• **WRITTEN PROBLEM**
Wherever the word "http" shows up in a line, please copy that line.

## Begin

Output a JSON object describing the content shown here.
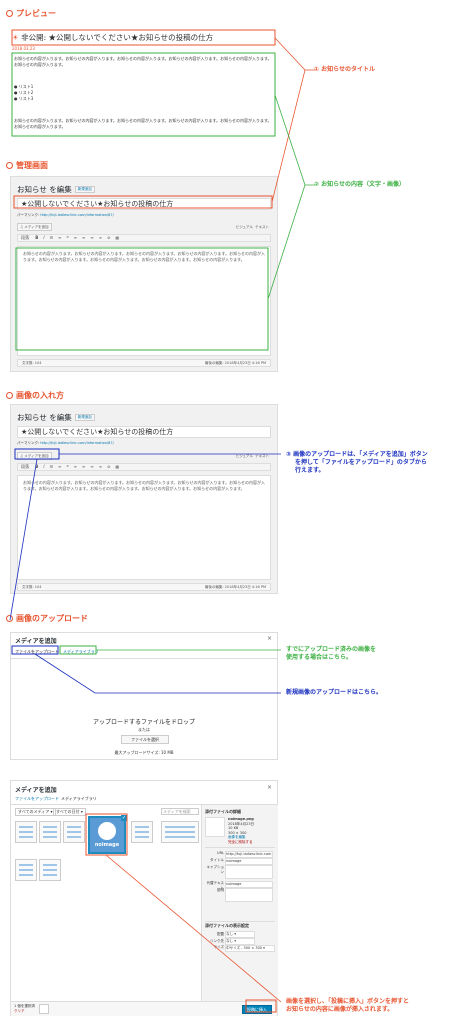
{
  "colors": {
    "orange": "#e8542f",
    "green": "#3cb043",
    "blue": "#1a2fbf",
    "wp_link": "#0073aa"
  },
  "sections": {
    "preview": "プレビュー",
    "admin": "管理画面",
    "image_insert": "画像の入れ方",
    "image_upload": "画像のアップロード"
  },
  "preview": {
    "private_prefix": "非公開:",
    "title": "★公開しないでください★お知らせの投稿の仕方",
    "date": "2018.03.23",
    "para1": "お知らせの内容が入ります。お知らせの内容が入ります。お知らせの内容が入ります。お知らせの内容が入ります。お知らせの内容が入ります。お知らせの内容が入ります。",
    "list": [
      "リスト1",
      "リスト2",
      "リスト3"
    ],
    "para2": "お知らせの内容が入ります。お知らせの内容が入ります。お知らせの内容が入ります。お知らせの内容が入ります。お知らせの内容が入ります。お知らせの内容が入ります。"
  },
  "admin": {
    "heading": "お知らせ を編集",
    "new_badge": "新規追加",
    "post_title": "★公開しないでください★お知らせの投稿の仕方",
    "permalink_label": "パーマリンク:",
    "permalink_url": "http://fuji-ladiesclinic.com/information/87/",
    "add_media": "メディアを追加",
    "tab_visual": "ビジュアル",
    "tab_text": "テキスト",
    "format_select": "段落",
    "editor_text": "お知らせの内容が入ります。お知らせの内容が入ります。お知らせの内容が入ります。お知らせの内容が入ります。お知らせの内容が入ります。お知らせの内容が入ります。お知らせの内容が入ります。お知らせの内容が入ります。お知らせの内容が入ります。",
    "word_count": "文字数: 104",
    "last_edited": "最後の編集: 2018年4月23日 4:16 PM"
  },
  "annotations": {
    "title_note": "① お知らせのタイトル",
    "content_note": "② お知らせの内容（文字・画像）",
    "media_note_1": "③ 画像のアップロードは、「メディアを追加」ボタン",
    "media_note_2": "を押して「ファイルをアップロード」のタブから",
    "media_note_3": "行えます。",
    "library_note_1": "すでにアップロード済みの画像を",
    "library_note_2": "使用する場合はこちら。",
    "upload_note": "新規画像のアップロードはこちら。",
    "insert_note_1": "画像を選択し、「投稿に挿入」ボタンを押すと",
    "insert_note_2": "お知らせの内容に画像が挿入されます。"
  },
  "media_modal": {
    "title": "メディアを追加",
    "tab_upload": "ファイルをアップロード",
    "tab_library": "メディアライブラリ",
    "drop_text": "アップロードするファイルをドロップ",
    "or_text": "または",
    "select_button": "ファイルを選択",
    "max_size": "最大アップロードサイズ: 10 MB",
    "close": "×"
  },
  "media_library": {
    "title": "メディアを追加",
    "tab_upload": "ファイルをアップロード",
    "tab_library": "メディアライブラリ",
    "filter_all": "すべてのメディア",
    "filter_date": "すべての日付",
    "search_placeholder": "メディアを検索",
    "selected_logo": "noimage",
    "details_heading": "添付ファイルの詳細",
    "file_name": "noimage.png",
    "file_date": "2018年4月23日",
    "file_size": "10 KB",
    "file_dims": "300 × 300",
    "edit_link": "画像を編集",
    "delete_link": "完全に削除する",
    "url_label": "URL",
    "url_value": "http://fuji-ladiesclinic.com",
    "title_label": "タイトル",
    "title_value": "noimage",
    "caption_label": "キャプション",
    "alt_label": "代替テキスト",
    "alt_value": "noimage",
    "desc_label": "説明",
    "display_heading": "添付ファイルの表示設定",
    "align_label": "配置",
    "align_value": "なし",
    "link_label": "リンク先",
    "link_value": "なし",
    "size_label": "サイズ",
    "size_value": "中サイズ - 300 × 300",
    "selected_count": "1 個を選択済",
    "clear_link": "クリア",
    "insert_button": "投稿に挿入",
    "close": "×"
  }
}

## End

• **EXPECTED OUTPUT**
    "permalink_url": "http://fuji-ladiesclinic.com/information/87/",
    "url_value": "http://fuji-ladiesclinic.com",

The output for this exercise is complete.